• **Challenge**
Copy every entry exactly.

• **Input material**
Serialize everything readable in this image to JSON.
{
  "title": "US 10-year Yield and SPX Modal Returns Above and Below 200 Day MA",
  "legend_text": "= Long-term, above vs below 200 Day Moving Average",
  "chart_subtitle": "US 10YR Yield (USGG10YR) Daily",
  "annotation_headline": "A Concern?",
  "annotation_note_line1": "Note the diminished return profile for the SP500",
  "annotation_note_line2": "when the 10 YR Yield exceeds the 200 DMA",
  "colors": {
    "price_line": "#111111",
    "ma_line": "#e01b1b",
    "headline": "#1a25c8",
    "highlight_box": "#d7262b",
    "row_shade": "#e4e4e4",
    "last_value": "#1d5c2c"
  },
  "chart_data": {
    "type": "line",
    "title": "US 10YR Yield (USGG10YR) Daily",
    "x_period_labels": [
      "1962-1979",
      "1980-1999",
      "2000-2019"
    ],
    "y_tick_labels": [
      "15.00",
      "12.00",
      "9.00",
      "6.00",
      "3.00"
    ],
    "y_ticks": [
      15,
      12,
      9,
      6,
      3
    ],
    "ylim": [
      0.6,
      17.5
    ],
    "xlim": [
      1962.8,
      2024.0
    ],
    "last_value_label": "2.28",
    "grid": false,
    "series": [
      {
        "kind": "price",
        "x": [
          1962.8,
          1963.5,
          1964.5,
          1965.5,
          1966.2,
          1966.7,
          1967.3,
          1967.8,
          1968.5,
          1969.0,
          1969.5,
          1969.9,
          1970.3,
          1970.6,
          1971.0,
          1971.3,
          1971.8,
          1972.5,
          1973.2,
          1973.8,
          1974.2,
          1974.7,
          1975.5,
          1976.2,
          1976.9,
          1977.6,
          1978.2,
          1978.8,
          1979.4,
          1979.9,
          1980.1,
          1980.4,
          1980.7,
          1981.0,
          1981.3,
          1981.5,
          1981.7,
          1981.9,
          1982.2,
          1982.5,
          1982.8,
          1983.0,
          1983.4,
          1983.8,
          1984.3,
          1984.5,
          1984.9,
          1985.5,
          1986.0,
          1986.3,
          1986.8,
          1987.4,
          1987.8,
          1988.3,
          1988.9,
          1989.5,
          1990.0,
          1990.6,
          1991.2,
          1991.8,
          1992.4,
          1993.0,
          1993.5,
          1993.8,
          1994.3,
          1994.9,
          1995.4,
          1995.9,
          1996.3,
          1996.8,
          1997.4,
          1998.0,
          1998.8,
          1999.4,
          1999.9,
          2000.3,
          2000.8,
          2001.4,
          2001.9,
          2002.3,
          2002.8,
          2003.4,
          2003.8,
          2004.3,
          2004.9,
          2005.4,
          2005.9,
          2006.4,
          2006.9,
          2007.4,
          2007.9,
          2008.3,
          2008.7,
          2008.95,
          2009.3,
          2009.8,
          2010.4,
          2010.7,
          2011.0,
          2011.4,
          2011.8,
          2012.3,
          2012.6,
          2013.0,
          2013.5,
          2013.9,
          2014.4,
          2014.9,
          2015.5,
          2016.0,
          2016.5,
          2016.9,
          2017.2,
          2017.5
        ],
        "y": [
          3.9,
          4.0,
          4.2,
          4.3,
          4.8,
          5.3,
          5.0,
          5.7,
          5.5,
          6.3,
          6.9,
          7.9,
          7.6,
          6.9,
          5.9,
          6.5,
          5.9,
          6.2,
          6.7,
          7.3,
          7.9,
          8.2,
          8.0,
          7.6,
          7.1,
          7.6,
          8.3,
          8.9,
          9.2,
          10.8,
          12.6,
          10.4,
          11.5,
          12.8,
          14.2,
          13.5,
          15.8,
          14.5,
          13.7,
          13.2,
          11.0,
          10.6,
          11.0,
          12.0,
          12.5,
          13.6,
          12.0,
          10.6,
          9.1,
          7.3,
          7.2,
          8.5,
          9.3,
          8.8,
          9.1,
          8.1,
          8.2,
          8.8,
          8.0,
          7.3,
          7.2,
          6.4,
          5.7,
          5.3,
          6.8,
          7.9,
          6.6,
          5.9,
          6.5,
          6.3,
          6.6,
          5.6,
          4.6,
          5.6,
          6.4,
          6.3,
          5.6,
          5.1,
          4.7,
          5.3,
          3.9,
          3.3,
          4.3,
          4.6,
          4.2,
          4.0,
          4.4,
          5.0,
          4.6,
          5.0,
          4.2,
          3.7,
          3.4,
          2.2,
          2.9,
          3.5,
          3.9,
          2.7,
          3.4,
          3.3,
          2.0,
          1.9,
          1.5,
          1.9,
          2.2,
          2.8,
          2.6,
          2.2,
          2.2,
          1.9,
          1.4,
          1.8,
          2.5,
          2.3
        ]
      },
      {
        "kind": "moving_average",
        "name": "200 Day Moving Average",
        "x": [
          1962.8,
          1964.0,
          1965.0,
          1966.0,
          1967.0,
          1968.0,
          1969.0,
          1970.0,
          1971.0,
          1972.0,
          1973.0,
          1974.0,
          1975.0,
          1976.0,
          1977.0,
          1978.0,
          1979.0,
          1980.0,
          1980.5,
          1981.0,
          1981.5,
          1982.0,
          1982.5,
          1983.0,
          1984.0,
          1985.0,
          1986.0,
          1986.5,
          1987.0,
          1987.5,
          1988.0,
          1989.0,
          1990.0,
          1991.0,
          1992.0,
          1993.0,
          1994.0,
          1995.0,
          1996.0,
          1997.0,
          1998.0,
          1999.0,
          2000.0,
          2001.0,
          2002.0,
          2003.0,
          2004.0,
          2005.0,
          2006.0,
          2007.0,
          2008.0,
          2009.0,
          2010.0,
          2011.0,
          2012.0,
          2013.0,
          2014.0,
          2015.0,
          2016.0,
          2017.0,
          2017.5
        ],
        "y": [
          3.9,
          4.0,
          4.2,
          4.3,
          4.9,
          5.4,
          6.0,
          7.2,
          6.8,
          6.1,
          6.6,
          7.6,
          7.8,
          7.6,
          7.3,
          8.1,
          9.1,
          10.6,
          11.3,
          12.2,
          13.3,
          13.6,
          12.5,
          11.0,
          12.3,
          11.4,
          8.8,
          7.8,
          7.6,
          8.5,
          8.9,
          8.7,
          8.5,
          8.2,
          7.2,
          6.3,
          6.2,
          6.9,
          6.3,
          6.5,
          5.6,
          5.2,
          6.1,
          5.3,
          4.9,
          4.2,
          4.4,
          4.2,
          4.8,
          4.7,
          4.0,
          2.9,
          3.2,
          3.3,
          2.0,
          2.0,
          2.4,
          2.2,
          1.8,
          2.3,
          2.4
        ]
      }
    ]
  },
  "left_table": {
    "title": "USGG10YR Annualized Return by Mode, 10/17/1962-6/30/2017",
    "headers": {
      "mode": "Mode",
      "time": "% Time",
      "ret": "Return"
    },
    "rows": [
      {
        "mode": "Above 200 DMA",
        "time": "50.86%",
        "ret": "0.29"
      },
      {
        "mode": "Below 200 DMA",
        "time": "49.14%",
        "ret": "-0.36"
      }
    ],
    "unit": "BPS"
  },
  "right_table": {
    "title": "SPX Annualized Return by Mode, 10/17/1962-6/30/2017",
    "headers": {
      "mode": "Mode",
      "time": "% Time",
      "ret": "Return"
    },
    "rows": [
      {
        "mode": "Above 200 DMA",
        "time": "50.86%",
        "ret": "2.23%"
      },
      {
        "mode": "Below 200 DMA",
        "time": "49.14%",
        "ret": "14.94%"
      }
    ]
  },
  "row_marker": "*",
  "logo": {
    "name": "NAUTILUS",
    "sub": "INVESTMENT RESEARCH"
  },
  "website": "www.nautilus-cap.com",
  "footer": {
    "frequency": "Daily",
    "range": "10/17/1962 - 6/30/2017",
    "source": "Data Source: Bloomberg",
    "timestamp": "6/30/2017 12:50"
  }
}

• **Correct answer**
Serialize everything readable in this image to JSON.
{
  "title": "US 10-year Yield and SPX Modal Returns Above and Below 200 Day MA",
  "legend_text": "= Long-term, above vs below 200 Day Moving Average",
  "chart_subtitle": "US 10YR Yield (USGG10YR) Daily",
  "annotation_headline": "A Concern?",
  "annotation_note_line1": "Note the diminished return profile for the SP500",
  "annotation_note_line2": "when the 10 YR Yield exceeds the 200 DMA",
  "colors": {
    "price_line": "#111111",
    "ma_line": "#e01b1b",
    "headline": "#1a25c8",
    "highlight_box": "#d7262b",
    "row_shade": "#e4e4e4",
    "last_value": "#1d5c2c"
  },
  "chart_data": {
    "type": "line",
    "title": "US 10YR Yield (USGG10YR) Daily",
    "x_period_labels": [
      "1962-1979",
      "1980-1999",
      "2000-2019"
    ],
    "y_tick_labels": [
      "15.00",
      "12.00",
      "9.00",
      "6.00",
      "3.00"
    ],
    "y_ticks": [
      15,
      12,
      9,
      6,
      3
    ],
    "ylim": [
      0.6,
      17.5
    ],
    "xlim": [
      1962.8,
      2024.0
    ],
    "last_value_label": "2.28",
    "grid": false,
    "series": [
      {
        "kind": "price",
        "x": [
          1962.8,
          1963.5,
          1964.5,
          1965.5,
          1966.2,
          1966.7,
          1967.3,
          1967.8,
          1968.5,
          1969.0,
          1969.5,
          1969.9,
          1970.3,
          1970.6,
          1971.0,
          1971.3,
          1971.8,
          1972.5,
          1973.2,
          1973.8,
          1974.2,
          1974.7,
          1975.5,
          1976.2,
          1976.9,
          1977.6,
          1978.2,
          1978.8,
          1979.4,
          1979.9,
          1980.1,
          1980.4,
          1980.7,
          1981.0,
          1981.3,
          1981.5,
          1981.7,
          1981.9,
          1982.2,
          1982.5,
          1982.8,
          1983.0,
          1983.4,
          1983.8,
          1984.3,
          1984.5,
          1984.9,
          1985.5,
          1986.0,
          1986.3,
          1986.8,
          1987.4,
          1987.8,
          1988.3,
          1988.9,
          1989.5,
          1990.0,
          1990.6,
          1991.2,
          1991.8,
          1992.4,
          1993.0,
          1993.5,
          1993.8,
          1994.3,
          1994.9,
          1995.4,
          1995.9,
          1996.3,
          1996.8,
          1997.4,
          1998.0,
          1998.8,
          1999.4,
          1999.9,
          2000.3,
          2000.8,
          2001.4,
          2001.9,
          2002.3,
          2002.8,
          2003.4,
          2003.8,
          2004.3,
          2004.9,
          2005.4,
          2005.9,
          2006.4,
          2006.9,
          2007.4,
          2007.9,
          2008.3,
          2008.7,
          2008.95,
          2009.3,
          2009.8,
          2010.4,
          2010.7,
          2011.0,
          2011.4,
          2011.8,
          2012.3,
          2012.6,
          2013.0,
          2013.5,
          2013.9,
          2014.4,
          2014.9,
          2015.5,
          2016.0,
          2016.5,
          2016.9,
          2017.2,
          2017.5
        ],
        "y": [
          3.9,
          4.0,
          4.2,
          4.3,
          4.8,
          5.3,
          5.0,
          5.7,
          5.5,
          6.3,
          6.9,
          7.9,
          7.6,
          6.9,
          5.9,
          6.5,
          5.9,
          6.2,
          6.7,
          7.3,
          7.9,
          8.2,
          8.0,
          7.6,
          7.1,
          7.6,
          8.3,
          8.9,
          9.2,
          10.8,
          12.6,
          10.4,
          11.5,
          12.8,
          14.2,
          13.5,
          15.8,
          14.5,
          13.7,
          13.2,
          11.0,
          10.6,
          11.0,
          12.0,
          12.5,
          13.6,
          12.0,
          10.6,
          9.1,
          7.3,
          7.2,
          8.5,
          9.3,
          8.8,
          9.1,
          8.1,
          8.2,
          8.8,
          8.0,
          7.3,
          7.2,
          6.4,
          5.7,
          5.3,
          6.8,
          7.9,
          6.6,
          5.9,
          6.5,
          6.3,
          6.6,
          5.6,
          4.6,
          5.6,
          6.4,
          6.3,
          5.6,
          5.1,
          4.7,
          5.3,
          3.9,
          3.3,
          4.3,
          4.6,
          4.2,
          4.0,
          4.4,
          5.0,
          4.6,
          5.0,
          4.2,
          3.7,
          3.4,
          2.2,
          2.9,
          3.5,
          3.9,
          2.7,
          3.4,
          3.3,
          2.0,
          1.9,
          1.5,
          1.9,
          2.2,
          2.8,
          2.6,
          2.2,
          2.2,
          1.9,
          1.4,
          1.8,
          2.5,
          2.3
        ]
      },
      {
        "kind": "moving_average",
        "name": "200 Day Moving Average",
        "x": [
          1962.8,
          1964.0,
          1965.0,
          1966.0,
          1967.0,
          1968.0,
          1969.0,
          1970.0,
          1971.0,
          1972.0,
          1973.0,
          1974.0,
          1975.0,
          1976.0,
          1977.0,
          1978.0,
          1979.0,
          1980.0,
          1980.5,
          1981.0,
          1981.5,
          1982.0,
          1982.5,
          1983.0,
          1984.0,
          1985.0,
          1986.0,
          1986.5,
          1987.0,
          1987.5,
          1988.0,
          1989.0,
          1990.0,
          1991.0,
          1992.0,
          1993.0,
          1994.0,
          1995.0,
          1996.0,
          1997.0,
          1998.0,
          1999.0,
          2000.0,
          2001.0,
          2002.0,
          2003.0,
          2004.0,
          2005.0,
          2006.0,
          2007.0,
          2008.0,
          2009.0,
          2010.0,
          2011.0,
          2012.0,
          2013.0,
          2014.0,
          2015.0,
          2016.0,
          2017.0,
          2017.5
        ],
        "y": [
          3.9,
          4.0,
          4.2,
          4.3,
          4.9,
          5.4,
          6.0,
          7.2,
          6.8,
          6.1,
          6.6,
          7.6,
          7.8,
          7.6,
          7.3,
          8.1,
          9.1,
          10.6,
          11.3,
          12.2,
          13.3,
          13.6,
          12.5,
          11.0,
          12.3,
          11.4,
          8.8,
          7.8,
          7.6,
          8.5,
          8.9,
          8.7,
          8.5,
          8.2,
          7.2,
          6.3,
          6.2,
          6.9,
          6.3,
          6.5,
          5.6,
          5.2,
          6.1,
          5.3,
          4.9,
          4.2,
          4.4,
          4.2,
          4.8,
          4.7,
          4.0,
          2.9,
          3.2,
          3.3,
          2.0,
          2.0,
          2.4,
          2.2,
          1.8,
          2.3,
          2.4
        ]
      }
    ]
  },
  "left_table": {
    "title": "USGG10YR Annualized Return by Mode, 10/17/1962-6/30/2017",
    "headers": {
      "mode": "Mode",
      "time": "% Time",
      "ret": "Return"
    },
    "rows": [
      {
        "mode": "Above 200 DMA",
        "time": "50.86%",
        "ret": "0.29"
      },
      {
        "mode": "Below 200 DMA",
        "time": "49.14%",
        "ret": "-0.36"
      }
    ],
    "unit": "BPS"
  },
  "right_table": {
    "title": "SPX Annualized Return by Mode, 10/17/1962-6/30/2017",
    "headers": {
      "mode": "Mode",
      "time": "% Time",
      "ret": "Return"
    },
    "rows": [
      {
        "mode": "Above 200 DMA",
        "time": "50.86%",
        "ret": "2.23%"
      },
      {
        "mode": "Below 200 DMA",
        "time": "49.14%",
        "ret": "14.94%"
      }
    ]
  },
  "row_marker": "*",
  "logo": {
    "name": "NAUTILUS",
    "sub": "INVESTMENT RESEARCH"
  },
  "website": "www.nautilus-cap.com",
  "footer": {
    "frequency": "Daily",
    "range": "10/17/1962 - 6/30/2017",
    "source": "Data Source: Bloomberg",
    "timestamp": "6/30/2017 12:50"
  }
}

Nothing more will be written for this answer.